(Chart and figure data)
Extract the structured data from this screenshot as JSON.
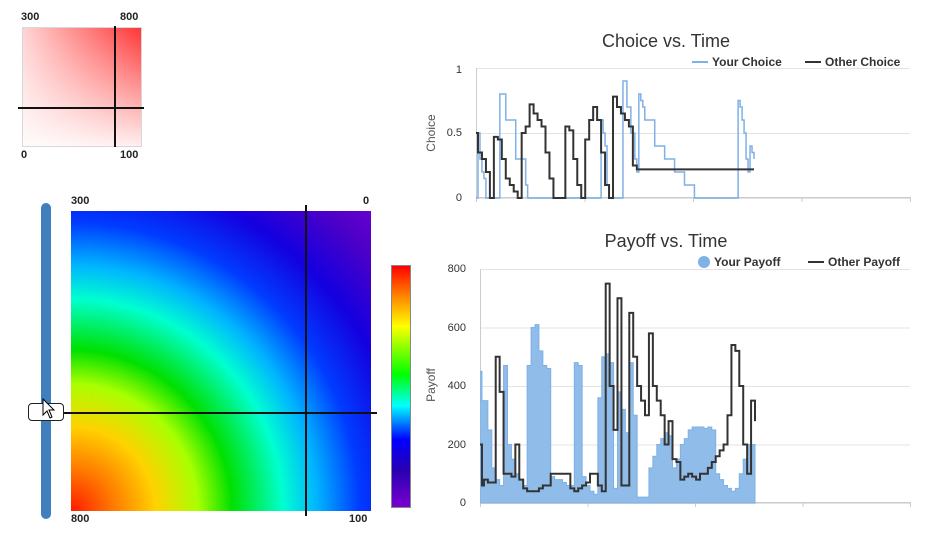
{
  "mini_heatmap": {
    "top_left": "300",
    "top_right": "800",
    "bottom_left": "0",
    "bottom_right": "100",
    "color": "#ff3b3b"
  },
  "main_heatmap": {
    "top_left": "300",
    "top_right": "0",
    "bottom_left": "800",
    "bottom_right": "100"
  },
  "slider": {
    "value_fraction": 0.4
  },
  "colors": {
    "your": "#7fb0e6",
    "other": "#333333",
    "your_fill": "#8fbce8"
  },
  "chart_data": [
    {
      "type": "line",
      "title": "Choice vs. Time",
      "xlabel": "",
      "ylabel": "Choice",
      "ylim": [
        0,
        1
      ],
      "yticks": [
        "0",
        "0.5",
        "1"
      ],
      "legend": "top-right",
      "grid": true,
      "series": [
        {
          "name": "Your Choice",
          "x": [
            0,
            2,
            4,
            6,
            8,
            10,
            11,
            12,
            14,
            16,
            18,
            20,
            24,
            30,
            40,
            50,
            52,
            54,
            56,
            58,
            60,
            62,
            64,
            66,
            70,
            76,
            80,
            84,
            88,
            92,
            96,
            100,
            104,
            110,
            116,
            120,
            124,
            126,
            128,
            130,
            132,
            134,
            136,
            138,
            140,
            142,
            144,
            148,
            152,
            156,
            160,
            162,
            164,
            166,
            168,
            170,
            180,
            190,
            200,
            210,
            220,
            230,
            240,
            250,
            252,
            254,
            256,
            258,
            260,
            262,
            264,
            266,
            268,
            270,
            272,
            274,
            276,
            278,
            280
          ],
          "y": [
            0,
            0.5,
            0.3,
            0.2,
            0.15,
            0,
            0,
            0,
            0,
            0,
            0,
            0,
            0.8,
            0.6,
            0.3,
            0.1,
            0,
            0,
            0,
            0,
            0,
            0,
            0,
            0,
            0,
            0,
            0,
            0,
            0,
            0,
            0,
            0,
            0,
            0,
            0,
            0,
            0,
            0.6,
            0.5,
            0.4,
            0.1,
            0,
            0,
            0,
            0,
            0,
            0,
            0.9,
            0.7,
            0.5,
            0.3,
            0.2,
            0.8,
            0.75,
            0.7,
            0.6,
            0.4,
            0.3,
            0.2,
            0.1,
            0,
            0,
            0,
            0,
            0,
            0,
            0,
            0,
            0,
            0,
            0.75,
            0.7,
            0.6,
            0.5,
            0.3,
            0.2,
            0.4,
            0.35,
            0.3
          ]
        },
        {
          "name": "Other Choice",
          "x": [
            0,
            2,
            6,
            10,
            14,
            18,
            22,
            26,
            30,
            34,
            38,
            42,
            46,
            50,
            54,
            58,
            62,
            66,
            70,
            74,
            78,
            82,
            86,
            90,
            94,
            98,
            102,
            106,
            110,
            114,
            118,
            122,
            126,
            130,
            134,
            138,
            142,
            146,
            150,
            154,
            158,
            162,
            166,
            170,
            174,
            178,
            182,
            186,
            190,
            194,
            198,
            202,
            206,
            210,
            214,
            218,
            222,
            226,
            230,
            234,
            238,
            242,
            246,
            250,
            254,
            258,
            262,
            266,
            270,
            274,
            278,
            280
          ],
          "y": [
            0.5,
            0.35,
            0.3,
            0.2,
            0,
            0.47,
            0.45,
            0.3,
            0.15,
            0.1,
            0.05,
            0,
            0.5,
            0.55,
            0.72,
            0.65,
            0.6,
            0.55,
            0.35,
            0.15,
            0,
            0,
            0,
            0.55,
            0.52,
            0.3,
            0.1,
            0,
            0.45,
            0.6,
            0.7,
            0.6,
            0.35,
            0.1,
            0,
            0.78,
            0.7,
            0.65,
            0.6,
            0.55,
            0.25,
            0.22,
            0.22,
            0.22,
            0.22,
            0.22,
            0.22,
            0.22,
            0.22,
            0.22,
            0.22,
            0.22,
            0.22,
            0.22,
            0.22,
            0.22,
            0.22,
            0.22,
            0.22,
            0.22,
            0.22,
            0.22,
            0.22,
            0.22,
            0.22,
            0.22,
            0.22,
            0.22,
            0.22,
            0.22,
            0.22,
            0.22
          ]
        }
      ]
    },
    {
      "type": "area",
      "title": "Payoff vs. Time",
      "xlabel": "",
      "ylabel": "Payoff",
      "ylim": [
        0,
        800
      ],
      "yticks": [
        "0",
        "200",
        "400",
        "600",
        "800"
      ],
      "legend": "top-right",
      "grid": true,
      "series": [
        {
          "name": "Your Payoff",
          "x": [
            0,
            2,
            4,
            8,
            12,
            16,
            20,
            24,
            28,
            32,
            36,
            40,
            44,
            48,
            52,
            56,
            60,
            64,
            68,
            72,
            76,
            80,
            84,
            88,
            92,
            96,
            100,
            104,
            108,
            112,
            116,
            120,
            124,
            128,
            132,
            136,
            140,
            144,
            148,
            152,
            156,
            160,
            164,
            168,
            172,
            176,
            180,
            184,
            188,
            192,
            196,
            200,
            204,
            208,
            212,
            216,
            220,
            224,
            228,
            232,
            236,
            240,
            244,
            248,
            252,
            256,
            260,
            264,
            268,
            272,
            276,
            280
          ],
          "y": [
            450,
            350,
            350,
            250,
            120,
            80,
            60,
            470,
            200,
            150,
            100,
            80,
            60,
            470,
            600,
            610,
            520,
            470,
            460,
            90,
            80,
            80,
            70,
            60,
            60,
            480,
            470,
            90,
            60,
            40,
            30,
            360,
            500,
            510,
            480,
            50,
            380,
            320,
            240,
            480,
            300,
            20,
            20,
            20,
            120,
            160,
            200,
            220,
            240,
            230,
            120,
            150,
            200,
            220,
            250,
            260,
            260,
            260,
            255,
            260,
            250,
            100,
            80,
            60,
            50,
            40,
            50,
            100,
            150,
            200,
            200,
            200
          ]
        },
        {
          "name": "Other Payoff",
          "x": [
            0,
            2,
            4,
            8,
            12,
            16,
            20,
            24,
            28,
            32,
            36,
            40,
            44,
            48,
            52,
            56,
            60,
            64,
            68,
            72,
            76,
            80,
            84,
            88,
            92,
            96,
            100,
            104,
            108,
            112,
            116,
            120,
            124,
            128,
            132,
            136,
            140,
            144,
            148,
            152,
            156,
            160,
            164,
            168,
            172,
            176,
            180,
            184,
            188,
            192,
            196,
            200,
            204,
            208,
            212,
            216,
            220,
            224,
            228,
            232,
            236,
            240,
            244,
            248,
            252,
            256,
            260,
            264,
            268,
            272,
            276,
            280
          ],
          "y": [
            200,
            60,
            80,
            70,
            70,
            500,
            380,
            100,
            100,
            90,
            200,
            80,
            50,
            40,
            40,
            40,
            50,
            60,
            60,
            100,
            100,
            100,
            100,
            100,
            50,
            40,
            50,
            60,
            70,
            100,
            100,
            60,
            40,
            750,
            400,
            250,
            700,
            60,
            60,
            650,
            500,
            400,
            350,
            300,
            580,
            400,
            350,
            300,
            200,
            280,
            150,
            140,
            80,
            90,
            100,
            90,
            80,
            100,
            100,
            120,
            140,
            160,
            180,
            200,
            300,
            540,
            520,
            400,
            200,
            100,
            350,
            280
          ]
        }
      ]
    }
  ]
}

## WORK TO BE COMPLETED
Make an exact copy of the data, leaving its pictures out.

## EXERCISE ANSWER
Extract the structured data from this screenshot as JSON.
{
  "mini_heatmap": {
    "top_left": "300",
    "top_right": "800",
    "bottom_left": "0",
    "bottom_right": "100",
    "color": "#ff3b3b"
  },
  "main_heatmap": {
    "top_left": "300",
    "top_right": "0",
    "bottom_left": "800",
    "bottom_right": "100"
  },
  "slider": {
    "value_fraction": 0.4
  },
  "colors": {
    "your": "#7fb0e6",
    "other": "#333333",
    "your_fill": "#8fbce8"
  },
  "chart_data": [
    {
      "type": "line",
      "title": "Choice vs. Time",
      "xlabel": "",
      "ylabel": "Choice",
      "ylim": [
        0,
        1
      ],
      "yticks": [
        "0",
        "0.5",
        "1"
      ],
      "legend": "top-right",
      "grid": true,
      "series": [
        {
          "name": "Your Choice",
          "x": [
            0,
            2,
            4,
            6,
            8,
            10,
            11,
            12,
            14,
            16,
            18,
            20,
            24,
            30,
            40,
            50,
            52,
            54,
            56,
            58,
            60,
            62,
            64,
            66,
            70,
            76,
            80,
            84,
            88,
            92,
            96,
            100,
            104,
            110,
            116,
            120,
            124,
            126,
            128,
            130,
            132,
            134,
            136,
            138,
            140,
            142,
            144,
            148,
            152,
            156,
            160,
            162,
            164,
            166,
            168,
            170,
            180,
            190,
            200,
            210,
            220,
            230,
            240,
            250,
            252,
            254,
            256,
            258,
            260,
            262,
            264,
            266,
            268,
            270,
            272,
            274,
            276,
            278,
            280
          ],
          "y": [
            0,
            0.5,
            0.3,
            0.2,
            0.15,
            0,
            0,
            0,
            0,
            0,
            0,
            0,
            0.8,
            0.6,
            0.3,
            0.1,
            0,
            0,
            0,
            0,
            0,
            0,
            0,
            0,
            0,
            0,
            0,
            0,
            0,
            0,
            0,
            0,
            0,
            0,
            0,
            0,
            0,
            0.6,
            0.5,
            0.4,
            0.1,
            0,
            0,
            0,
            0,
            0,
            0,
            0.9,
            0.7,
            0.5,
            0.3,
            0.2,
            0.8,
            0.75,
            0.7,
            0.6,
            0.4,
            0.3,
            0.2,
            0.1,
            0,
            0,
            0,
            0,
            0,
            0,
            0,
            0,
            0,
            0,
            0.75,
            0.7,
            0.6,
            0.5,
            0.3,
            0.2,
            0.4,
            0.35,
            0.3
          ]
        },
        {
          "name": "Other Choice",
          "x": [
            0,
            2,
            6,
            10,
            14,
            18,
            22,
            26,
            30,
            34,
            38,
            42,
            46,
            50,
            54,
            58,
            62,
            66,
            70,
            74,
            78,
            82,
            86,
            90,
            94,
            98,
            102,
            106,
            110,
            114,
            118,
            122,
            126,
            130,
            134,
            138,
            142,
            146,
            150,
            154,
            158,
            162,
            166,
            170,
            174,
            178,
            182,
            186,
            190,
            194,
            198,
            202,
            206,
            210,
            214,
            218,
            222,
            226,
            230,
            234,
            238,
            242,
            246,
            250,
            254,
            258,
            262,
            266,
            270,
            274,
            278,
            280
          ],
          "y": [
            0.5,
            0.35,
            0.3,
            0.2,
            0,
            0.47,
            0.45,
            0.3,
            0.15,
            0.1,
            0.05,
            0,
            0.5,
            0.55,
            0.72,
            0.65,
            0.6,
            0.55,
            0.35,
            0.15,
            0,
            0,
            0,
            0.55,
            0.52,
            0.3,
            0.1,
            0,
            0.45,
            0.6,
            0.7,
            0.6,
            0.35,
            0.1,
            0,
            0.78,
            0.7,
            0.65,
            0.6,
            0.55,
            0.25,
            0.22,
            0.22,
            0.22,
            0.22,
            0.22,
            0.22,
            0.22,
            0.22,
            0.22,
            0.22,
            0.22,
            0.22,
            0.22,
            0.22,
            0.22,
            0.22,
            0.22,
            0.22,
            0.22,
            0.22,
            0.22,
            0.22,
            0.22,
            0.22,
            0.22,
            0.22,
            0.22,
            0.22,
            0.22,
            0.22,
            0.22
          ]
        }
      ]
    },
    {
      "type": "area",
      "title": "Payoff vs. Time",
      "xlabel": "",
      "ylabel": "Payoff",
      "ylim": [
        0,
        800
      ],
      "yticks": [
        "0",
        "200",
        "400",
        "600",
        "800"
      ],
      "legend": "top-right",
      "grid": true,
      "series": [
        {
          "name": "Your Payoff",
          "x": [
            0,
            2,
            4,
            8,
            12,
            16,
            20,
            24,
            28,
            32,
            36,
            40,
            44,
            48,
            52,
            56,
            60,
            64,
            68,
            72,
            76,
            80,
            84,
            88,
            92,
            96,
            100,
            104,
            108,
            112,
            116,
            120,
            124,
            128,
            132,
            136,
            140,
            144,
            148,
            152,
            156,
            160,
            164,
            168,
            172,
            176,
            180,
            184,
            188,
            192,
            196,
            200,
            204,
            208,
            212,
            216,
            220,
            224,
            228,
            232,
            236,
            240,
            244,
            248,
            252,
            256,
            260,
            264,
            268,
            272,
            276,
            280
          ],
          "y": [
            450,
            350,
            350,
            250,
            120,
            80,
            60,
            470,
            200,
            150,
            100,
            80,
            60,
            470,
            600,
            610,
            520,
            470,
            460,
            90,
            80,
            80,
            70,
            60,
            60,
            480,
            470,
            90,
            60,
            40,
            30,
            360,
            500,
            510,
            480,
            50,
            380,
            320,
            240,
            480,
            300,
            20,
            20,
            20,
            120,
            160,
            200,
            220,
            240,
            230,
            120,
            150,
            200,
            220,
            250,
            260,
            260,
            260,
            255,
            260,
            250,
            100,
            80,
            60,
            50,
            40,
            50,
            100,
            150,
            200,
            200,
            200
          ]
        },
        {
          "name": "Other Payoff",
          "x": [
            0,
            2,
            4,
            8,
            12,
            16,
            20,
            24,
            28,
            32,
            36,
            40,
            44,
            48,
            52,
            56,
            60,
            64,
            68,
            72,
            76,
            80,
            84,
            88,
            92,
            96,
            100,
            104,
            108,
            112,
            116,
            120,
            124,
            128,
            132,
            136,
            140,
            144,
            148,
            152,
            156,
            160,
            164,
            168,
            172,
            176,
            180,
            184,
            188,
            192,
            196,
            200,
            204,
            208,
            212,
            216,
            220,
            224,
            228,
            232,
            236,
            240,
            244,
            248,
            252,
            256,
            260,
            264,
            268,
            272,
            276,
            280
          ],
          "y": [
            200,
            60,
            80,
            70,
            70,
            500,
            380,
            100,
            100,
            90,
            200,
            80,
            50,
            40,
            40,
            40,
            50,
            60,
            60,
            100,
            100,
            100,
            100,
            100,
            50,
            40,
            50,
            60,
            70,
            100,
            100,
            60,
            40,
            750,
            400,
            250,
            700,
            60,
            60,
            650,
            500,
            400,
            350,
            300,
            580,
            400,
            350,
            300,
            200,
            280,
            150,
            140,
            80,
            90,
            100,
            90,
            80,
            100,
            100,
            120,
            140,
            160,
            180,
            200,
            300,
            540,
            520,
            400,
            200,
            100,
            350,
            280
          ]
        }
      ]
    }
  ]
}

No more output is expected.